• **Collected data**:
•••

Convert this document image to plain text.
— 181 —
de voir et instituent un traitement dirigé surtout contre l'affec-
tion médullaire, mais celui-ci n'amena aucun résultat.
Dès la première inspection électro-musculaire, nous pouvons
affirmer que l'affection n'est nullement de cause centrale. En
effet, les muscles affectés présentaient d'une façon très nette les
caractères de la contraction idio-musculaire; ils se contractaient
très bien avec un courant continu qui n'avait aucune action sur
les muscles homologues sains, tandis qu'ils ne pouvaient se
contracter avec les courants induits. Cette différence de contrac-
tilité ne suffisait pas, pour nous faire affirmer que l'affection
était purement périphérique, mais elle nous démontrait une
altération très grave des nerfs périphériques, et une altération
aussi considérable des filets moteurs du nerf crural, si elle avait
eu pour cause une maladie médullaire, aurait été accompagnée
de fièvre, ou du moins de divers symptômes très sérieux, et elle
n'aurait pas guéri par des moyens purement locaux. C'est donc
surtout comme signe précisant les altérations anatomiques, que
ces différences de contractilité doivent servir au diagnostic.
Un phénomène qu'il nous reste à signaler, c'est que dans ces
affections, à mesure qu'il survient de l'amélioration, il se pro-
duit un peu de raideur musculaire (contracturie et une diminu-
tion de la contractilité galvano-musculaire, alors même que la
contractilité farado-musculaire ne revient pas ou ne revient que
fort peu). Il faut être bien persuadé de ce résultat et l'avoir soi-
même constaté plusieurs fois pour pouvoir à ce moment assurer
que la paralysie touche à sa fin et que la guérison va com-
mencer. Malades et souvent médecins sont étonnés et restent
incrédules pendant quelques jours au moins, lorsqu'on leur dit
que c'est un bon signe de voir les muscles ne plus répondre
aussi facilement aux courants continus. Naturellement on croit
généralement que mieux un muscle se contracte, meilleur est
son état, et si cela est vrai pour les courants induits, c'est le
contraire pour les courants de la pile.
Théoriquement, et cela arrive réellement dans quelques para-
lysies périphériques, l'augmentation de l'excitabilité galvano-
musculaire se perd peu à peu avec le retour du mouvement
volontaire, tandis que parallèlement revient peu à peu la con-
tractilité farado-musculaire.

•••

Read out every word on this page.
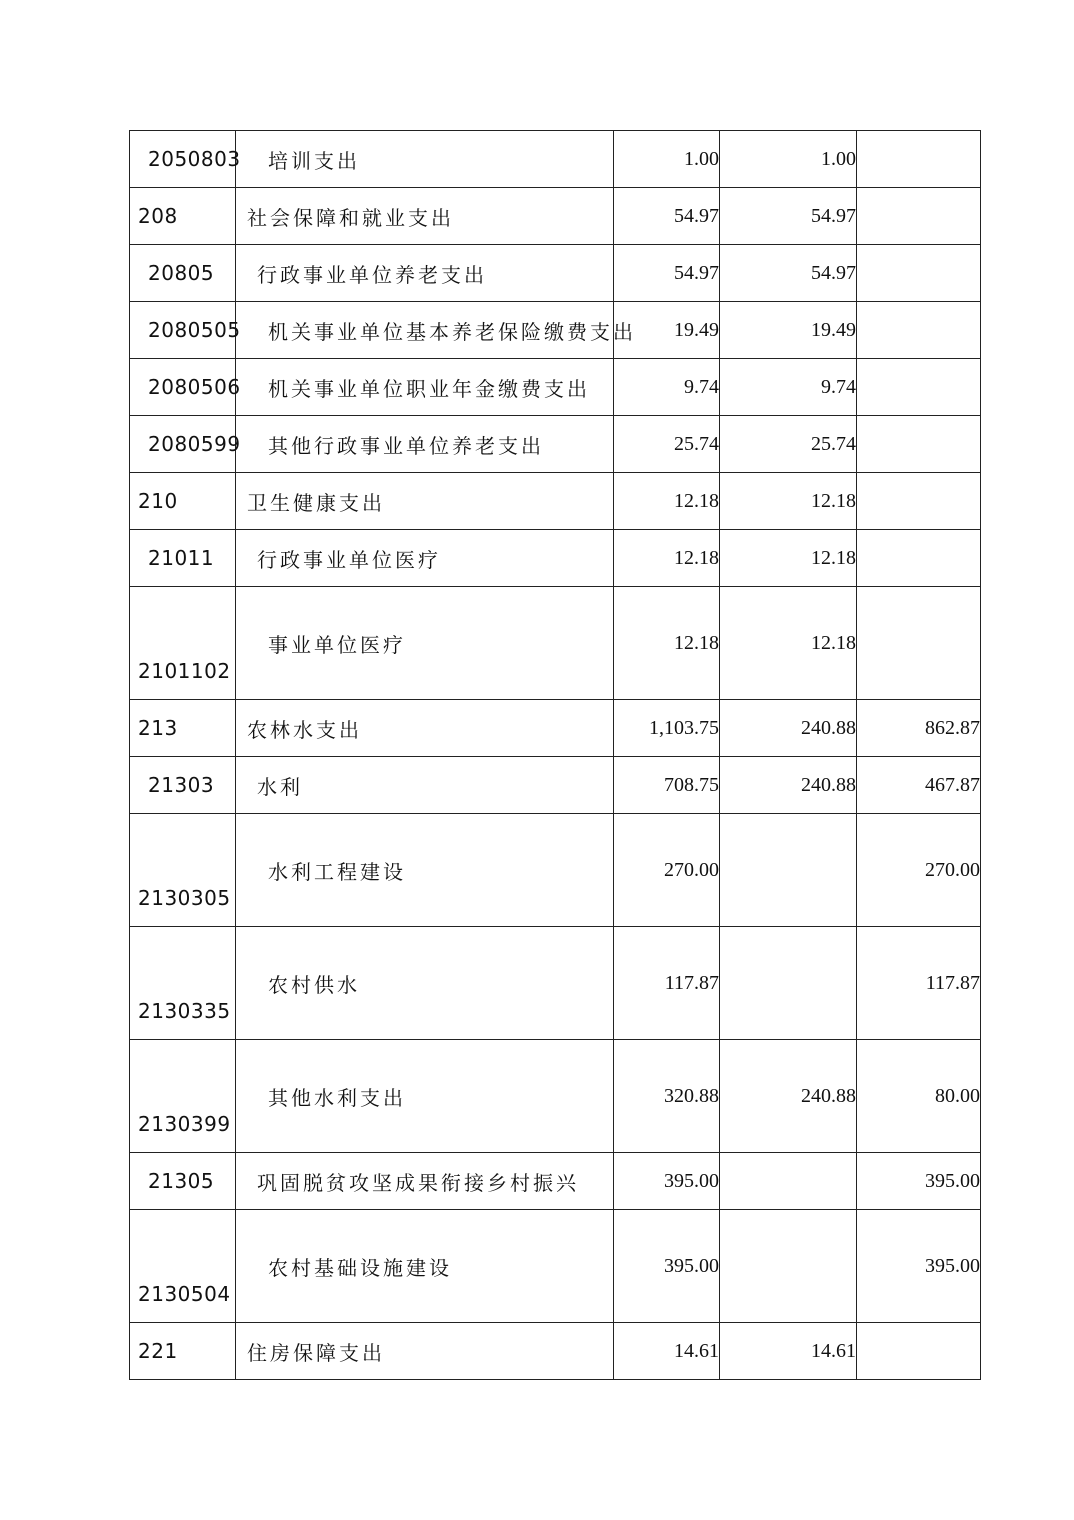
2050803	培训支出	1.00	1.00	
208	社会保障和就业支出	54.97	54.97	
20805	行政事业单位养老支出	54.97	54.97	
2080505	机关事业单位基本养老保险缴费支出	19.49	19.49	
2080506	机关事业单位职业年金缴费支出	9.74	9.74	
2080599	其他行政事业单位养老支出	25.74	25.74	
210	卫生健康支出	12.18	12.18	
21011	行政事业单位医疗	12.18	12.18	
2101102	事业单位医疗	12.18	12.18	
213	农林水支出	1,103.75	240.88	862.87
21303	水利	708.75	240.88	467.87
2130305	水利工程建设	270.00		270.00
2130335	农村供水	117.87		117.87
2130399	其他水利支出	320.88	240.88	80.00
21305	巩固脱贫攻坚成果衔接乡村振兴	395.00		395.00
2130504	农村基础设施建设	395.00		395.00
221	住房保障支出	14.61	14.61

•••

• **DESCRIPTION OF THE TASK**: Check the data for the word "revient" and pull out the lines that have it.

• **EXERCISE RESULT**:
contractilité farado-musculaire ne revient pas ou ne revient que
volontaire, tandis que parallèlement revient peu à peu la con-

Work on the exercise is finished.